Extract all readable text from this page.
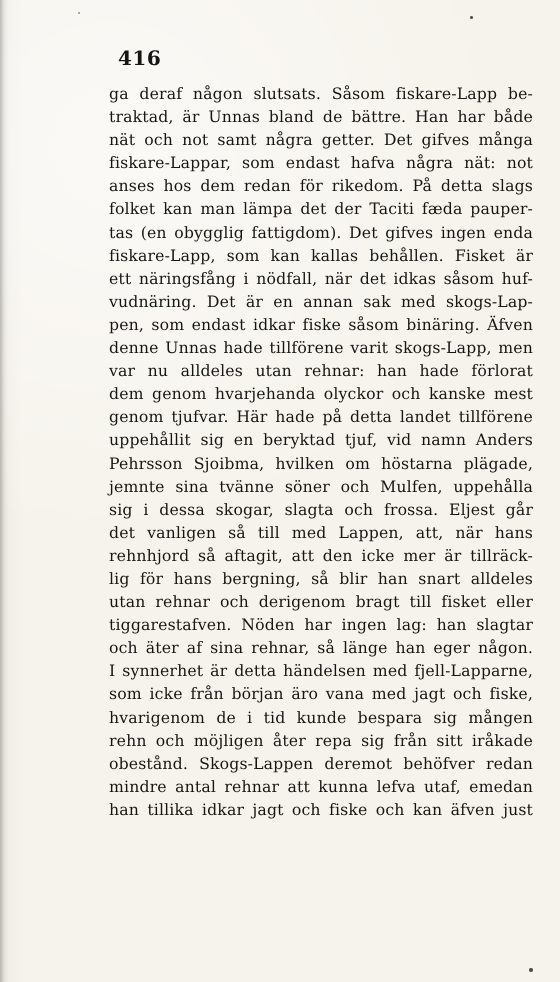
416
ga deraf någon slutsats. Såsom fiskare-Lapp be-
traktad, är Unnas bland de bättre. Han har både
nät och not samt några getter. Det gifves många
fiskare-Lappar, som endast hafva några nät: not
anses hos dem redan för rikedom. På detta slags
folket kan man lämpa det der Taciti fæda pauper-
tas (en obygglig fattigdom). Det gifves ingen enda
fiskare-Lapp, som kan kallas behållen. Fisket är
ett näringsfång i nödfall, när det idkas såsom huf-
vudnäring. Det är en annan sak med skogs-Lap-
pen, som endast idkar fiske såsom binäring. Äfven
denne Unnas hade tillförene varit skogs-Lapp, men
var nu alldeles utan rehnar: han hade förlorat
dem genom hvarjehanda olyckor och kanske mest
genom tjufvar. Här hade på detta landet tillförene
uppehållit sig en beryktad tjuf, vid namn Anders
Pehrsson Sjoibma, hvilken om höstarna plägade,
jemnte sina tvänne söner och Mulfen, uppehålla
sig i dessa skogar, slagta och frossa. Eljest går
det vanligen så till med Lappen, att, när hans
rehnhjord så aftagit, att den icke mer är tillräck-
lig för hans bergning, så blir han snart alldeles
utan rehnar och derigenom bragt till fisket eller
tiggarestafven. Nöden har ingen lag: han slagtar
och äter af sina rehnar, så länge han eger någon.
I synnerhet är detta händelsen med fjell-Lapparne,
som icke från början äro vana med jagt och fiske,
hvarigenom de i tid kunde bespara sig mången
rehn och möjligen åter repa sig från sitt iråkade
obestånd. Skogs-Lappen deremot behöfver redan
mindre antal rehnar att kunna lefva utaf, emedan
han tillika idkar jagt och fiske och kan äfven just
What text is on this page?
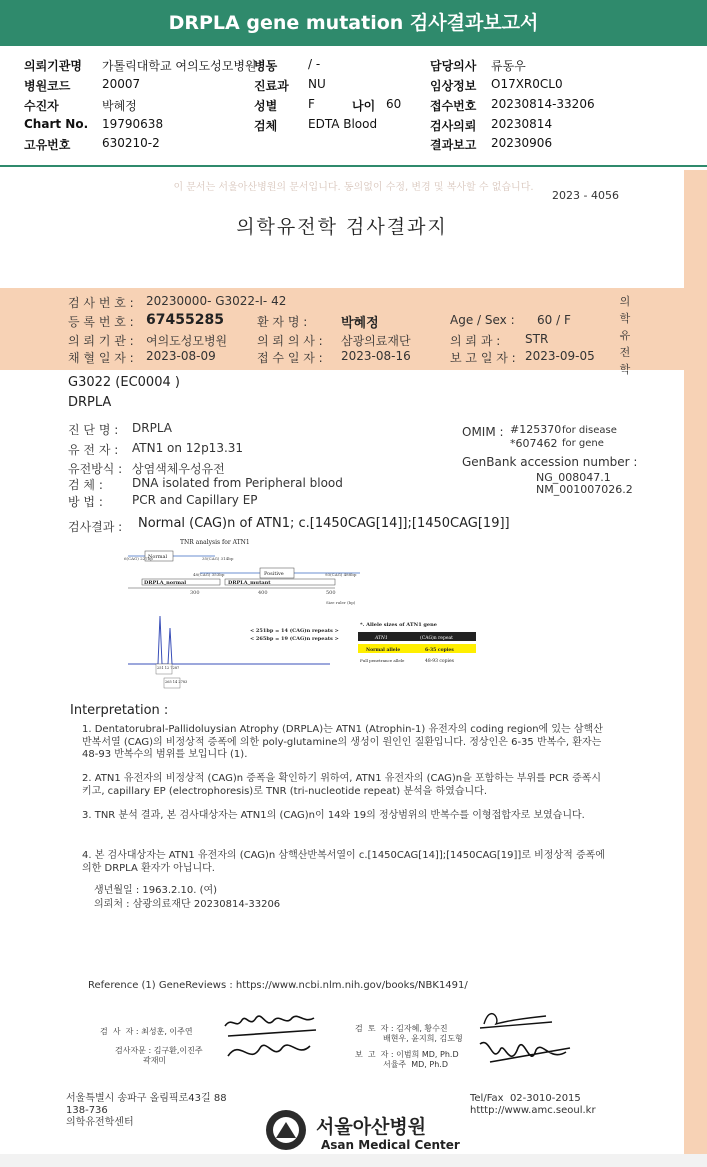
DRPLA gene mutation 검사결과보고서
의뢰기관명 가톨릭대학교 여의도성모병원
병동	/ -	담당의사 류동우
병원코드	20007	진료과 NU	임상정보 O17XR0CL0
수진자	박혜정	성별	F	나이 60 접수번호 20230814-33206
Chart No. 19790638	검체	EDTA Blood	검사의뢰 20230814
고유번호	630210-2	결과보고 20230906
이 문서는 서울아산병원의 문서입니다. 동의없이 수정, 변경 및 복사할 수 없습니다.
2023 - 4056
의학유전학 검사결과지
검 사 번 호 : 20230000- G3022-I- 42
등 록 번 호 : 67455285	환 자 명 :	박혜정	Age / Sex : 60 / F
의 뢰 기 관 : 여의도성모병원 의 뢰 의 사 : 삼광의료재단	의 뢰 과 : STR
채 혈 일 자 : 2023-08-09	접 수 일 자 : 2023-08-16	보 고 일 자 : 2023-09-05
의
학
유
전
학
G3022 (EC0004 )
DRPLA
진 단 명 : DRPLA
유 전 자 : ATN1 on 12p13.31
유전방식 : 상염색체우성유전
검 체 : DNA isolated from Peripheral blood
방 법 : PCR and Capillary EP
OMIM : #125370 for disease
*607462 for gene
GenBank accession number :
NG_008047.1
NM_001007026.2
검사결과 : Normal (CAG)n of ATN1; c.[1450CAG[14]];[1450CAG[19]]
TNR analysis for ATN1
Normal	35(CAG) 314bp
6(CAG) 227bp
Positive
48(CAG) 353bp	93(CAG) 488bp
DRPLA_normal	DRPLA_mutant
300	400	500
Size ruler (bp)
251 12 7287
265 14 2783
< 251bp = 14 (CAG)n repeats >
< 265bp = 19 (CAG)n repeats >
*. Allele sizes of ATN1 gene
ATN1	(CAG)n repeat
Normal allele	6-35 copies
Full penetrance allele	48-93 copies
Interpretation :
1. Dentatorubral-Pallidoluysian Atrophy (DRPLA)는 ATN1 (Atrophin-1) 유전자의 coding region에 있는 삼핵산반복서열 (CAG)의 비정상적 증폭에 의한 poly-glutamine의 생성이 원인인 질환입니다. 정상인은 6-35 반복수, 환자는 48-93 반복수의 범위를 보입니다 (1).
2. ATN1 유전자의 비정상적 (CAG)n 증폭을 확인하기 위하여, ATN1 유전자의 (CAG)n을 포함하는 부위를 PCR 증폭시키고, capillary EP (electrophoresis)로 TNR (tri-nucleotide repeat) 분석을 하였습니다.
3. TNR 분석 결과, 본 검사대상자는 ATN1의 (CAG)n이 14와 19의 정상범위의 반복수를 이형접합자로 보였습니다.
4. 본 검사대상자는 ATN1 유전자의 (CAG)n 삼핵산반복서열이 c.[1450CAG[14]];[1450CAG[19]]로 비정상적 증폭에 의한 DRPLA 환자가 아닙니다.
생년월일 : 1963.2.10. (여)
의뢰처 : 삼광의료재단 20230814-33206
Reference (1) GeneReviews : https://www.ncbi.nlm.nih.gov/books/NBK1491/
검  사  자 : 최성훈, 이주연
검사자문 : 김구환,이진주
곽재미
검  토  자 : 김자혜, 황수진
배현우, 윤지희, 김도형
보  고  자 : 이범희 MD, Ph.D
서율주  MD, Ph.D
서울특별시 송파구 올림픽로43길 88
138-736
의학유전학센터
Tel/Fax  02-3010-2015
htttp://www.amc.seoul.kr
서울아산병원
Asan Medical Center
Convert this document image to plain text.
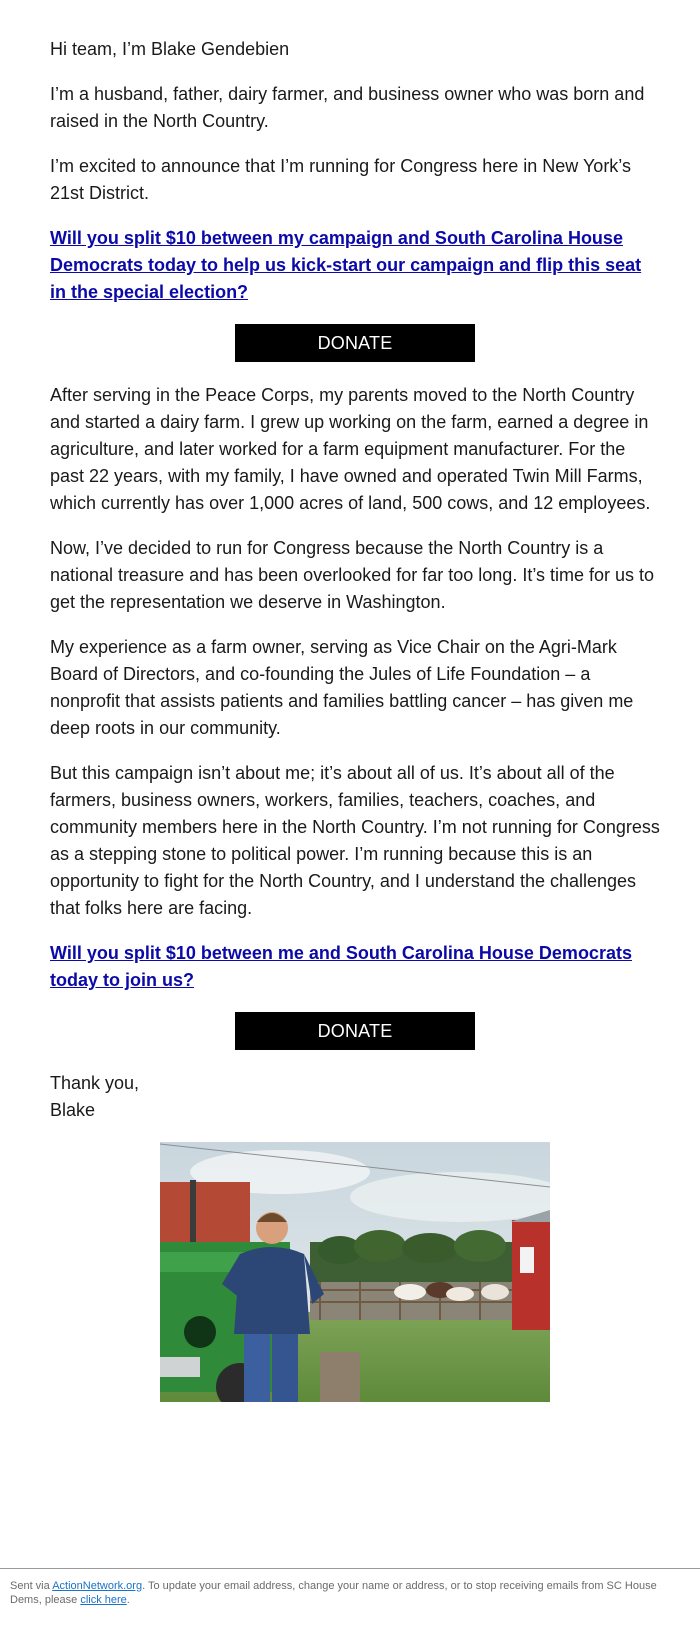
Hi team, I’m Blake Gendebien

I’m a husband, father, dairy farmer, and business owner who was born and raised in the North Country.

I’m excited to announce that I’m running for Congress here in New York’s 21st District.

Will you split $10 between my campaign and South Carolina House Democrats today to help us kick-start our campaign and flip this seat in the special election?
DONATE

After serving in the Peace Corps, my parents moved to the North Country and started a dairy farm. I grew up working on the farm, earned a degree in agriculture, and later worked for a farm equipment manufacturer. For the past 22 years, with my family, I have owned and operated Twin Mill Farms, which currently has over 1,000 acres of land, 500 cows, and 12 employees.

Now, I’ve decided to run for Congress because the North Country is a national treasure and has been overlooked for far too long. It’s time for us to get the representation we deserve in Washington.

My experience as a farm owner, serving as Vice Chair on the Agri-Mark Board of Directors, and co-founding the Jules of Life Foundation – a nonprofit that assists patients and families battling cancer – has given me deep roots in our community.

But this campaign isn’t about me; it’s about all of us. It’s about all of the farmers, business owners, workers, families, teachers, coaches, and community members here in the North Country. I’m not running for Congress as a stepping stone to political power. I’m running because this is an opportunity to fight for the North Country, and I understand the challenges that folks here are facing.

Will you split $10 between me and South Carolina House Democrats today to join us?
DONATE
Thank you,
Blake
Sent via ActionNetwork.org. To update your email address, change your name or address, or to stop receiving emails from SC House Dems, please click here.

◆ Work instructions
Your answer must be the full set of entries, set down exactly and without pictures.

◆ Answer to this problem
Extract all readable text from this page.
416
ga deraf någon slutsats. Såsom fiskare-Lapp be-
traktad, är Unnas bland de bättre. Han har både
nät och not samt några getter. Det gifves många
fiskare-Lappar, som endast hafva några nät: not
anses hos dem redan för rikedom. På detta slags
folket kan man lämpa det der Taciti fæda pauper-
tas (en obygglig fattigdom). Det gifves ingen enda
fiskare-Lapp, som kan kallas behållen. Fisket är
ett näringsfång i nödfall, när det idkas såsom huf-
vudnäring. Det är en annan sak med skogs-Lap-
pen, som endast idkar fiske såsom binäring. Äfven
denne Unnas hade tillförene varit skogs-Lapp, men
var nu alldeles utan rehnar: han hade förlorat
dem genom hvarjehanda olyckor och kanske mest
genom tjufvar. Här hade på detta landet tillförene
uppehållit sig en beryktad tjuf, vid namn Anders
Pehrsson Sjoibma, hvilken om höstarna plägade,
jemnte sina tvänne söner och Mulfen, uppehålla
sig i dessa skogar, slagta och frossa. Eljest går
det vanligen så till med Lappen, att, när hans
rehnhjord så aftagit, att den icke mer är tillräck-
lig för hans bergning, så blir han snart alldeles
utan rehnar och derigenom bragt till fisket eller
tiggarestafven. Nöden har ingen lag: han slagtar
och äter af sina rehnar, så länge han eger någon.
I synnerhet är detta händelsen med fjell-Lapparne,
som icke från början äro vana med jagt och fiske,
hvarigenom de i tid kunde bespara sig mången
rehn och möjligen åter repa sig från sitt iråkade
obestånd. Skogs-Lappen deremot behöfver redan
mindre antal rehnar att kunna lefva utaf, emedan
han tillika idkar jagt och fiske och kan äfven just
What text is on this page?
DRPLA gene mutation 검사결과보고서
의뢰기관명 가톨릭대학교 여의도성모병원
병동	/ -	담당의사 류동우
병원코드	20007	진료과 NU	임상정보 O17XR0CL0
수진자	박혜정	성별	F	나이 60 접수번호 20230814-33206
Chart No. 19790638	검체	EDTA Blood	검사의뢰 20230814
고유번호	630210-2	결과보고 20230906
이 문서는 서울아산병원의 문서입니다. 동의없이 수정, 변경 및 복사할 수 없습니다.
2023 - 4056
의학유전학 검사결과지
검 사 번 호 : 20230000- G3022-I- 42
등 록 번 호 : 67455285	환 자 명 :	박혜정	Age / Sex : 60 / F
의 뢰 기 관 : 여의도성모병원 의 뢰 의 사 : 삼광의료재단	의 뢰 과 : STR
채 혈 일 자 : 2023-08-09	접 수 일 자 : 2023-08-16	보 고 일 자 : 2023-09-05
의
학
유
전
학
G3022 (EC0004 )
DRPLA
진 단 명 : DRPLA
유 전 자 : ATN1 on 12p13.31
유전방식 : 상염색체우성유전
검 체 : DNA isolated from Peripheral blood
방 법 : PCR and Capillary EP
OMIM : #125370 for disease
*607462 for gene
GenBank accession number :
NG_008047.1
NM_001007026.2
검사결과 : Normal (CAG)n of ATN1; c.[1450CAG[14]];[1450CAG[19]]
TNR analysis for ATN1
Normal	35(CAG) 314bp
6(CAG) 227bp
Positive
48(CAG) 353bp	93(CAG) 488bp
DRPLA_normal	DRPLA_mutant
300	400	500
Size ruler (bp)
251 12 7287
265 14 2783
< 251bp = 14 (CAG)n repeats >
< 265bp = 19 (CAG)n repeats >
*. Allele sizes of ATN1 gene
ATN1	(CAG)n repeat
Normal allele	6-35 copies
Full penetrance allele	48-93 copies
Interpretation :
1. Dentatorubral-Pallidoluysian Atrophy (DRPLA)는 ATN1 (Atrophin-1) 유전자의 coding region에 있는 삼핵산반복서열 (CAG)의 비정상적 증폭에 의한 poly-glutamine의 생성이 원인인 질환입니다. 정상인은 6-35 반복수, 환자는 48-93 반복수의 범위를 보입니다 (1).
2. ATN1 유전자의 비정상적 (CAG)n 증폭을 확인하기 위하여, ATN1 유전자의 (CAG)n을 포함하는 부위를 PCR 증폭시키고, capillary EP (electrophoresis)로 TNR (tri-nucleotide repeat) 분석을 하였습니다.
3. TNR 분석 결과, 본 검사대상자는 ATN1의 (CAG)n이 14와 19의 정상범위의 반복수를 이형접합자로 보였습니다.
4. 본 검사대상자는 ATN1 유전자의 (CAG)n 삼핵산반복서열이 c.[1450CAG[14]];[1450CAG[19]]로 비정상적 증폭에 의한 DRPLA 환자가 아닙니다.
생년월일 : 1963.2.10. (여)
의뢰처 : 삼광의료재단 20230814-33206
Reference (1) GeneReviews : https://www.ncbi.nlm.nih.gov/books/NBK1491/
검  사  자 : 최성훈, 이주연
검사자문 : 김구환,이진주
곽재미
검  토  자 : 김자혜, 황수진
배현우, 윤지희, 김도형
보  고  자 : 이범희 MD, Ph.D
서율주  MD, Ph.D
서울특별시 송파구 올림픽로43길 88
138-736
의학유전학센터
Tel/Fax  02-3010-2015
htttp://www.amc.seoul.kr
서울아산병원
Asan Medical Center
Convert this document image to plain text.
Hi team, I’m Blake Gendebien

I’m a husband, father, dairy farmer, and business owner who was born and raised in the North Country.

I’m excited to announce that I’m running for Congress here in New York’s 21st District.

Will you split $10 between my campaign and South Carolina House Democrats today to help us kick-start our campaign and flip this seat in the special election?
DONATE

After serving in the Peace Corps, my parents moved to the North Country and started a dairy farm. I grew up working on the farm, earned a degree in agriculture, and later worked for a farm equipment manufacturer. For the past 22 years, with my family, I have owned and operated Twin Mill Farms, which currently has over 1,000 acres of land, 500 cows, and 12 employees.

Now, I’ve decided to run for Congress because the North Country is a national treasure and has been overlooked for far too long. It’s time for us to get the representation we deserve in Washington.

My experience as a farm owner, serving as Vice Chair on the Agri-Mark Board of Directors, and co-founding the Jules of Life Foundation – a nonprofit that assists patients and families battling cancer – has given me deep roots in our community.

But this campaign isn’t about me; it’s about all of us. It’s about all of the farmers, business owners, workers, families, teachers, coaches, and community members here in the North Country. I’m not running for Congress as a stepping stone to political power. I’m running because this is an opportunity to fight for the North Country, and I understand the challenges that folks here are facing.

Will you split $10 between me and South Carolina House Democrats today to join us?
DONATE
Thank you,
Blake
Sent via ActionNetwork.org. To update your email address, change your name or address, or to stop receiving emails from SC House Dems, please click here.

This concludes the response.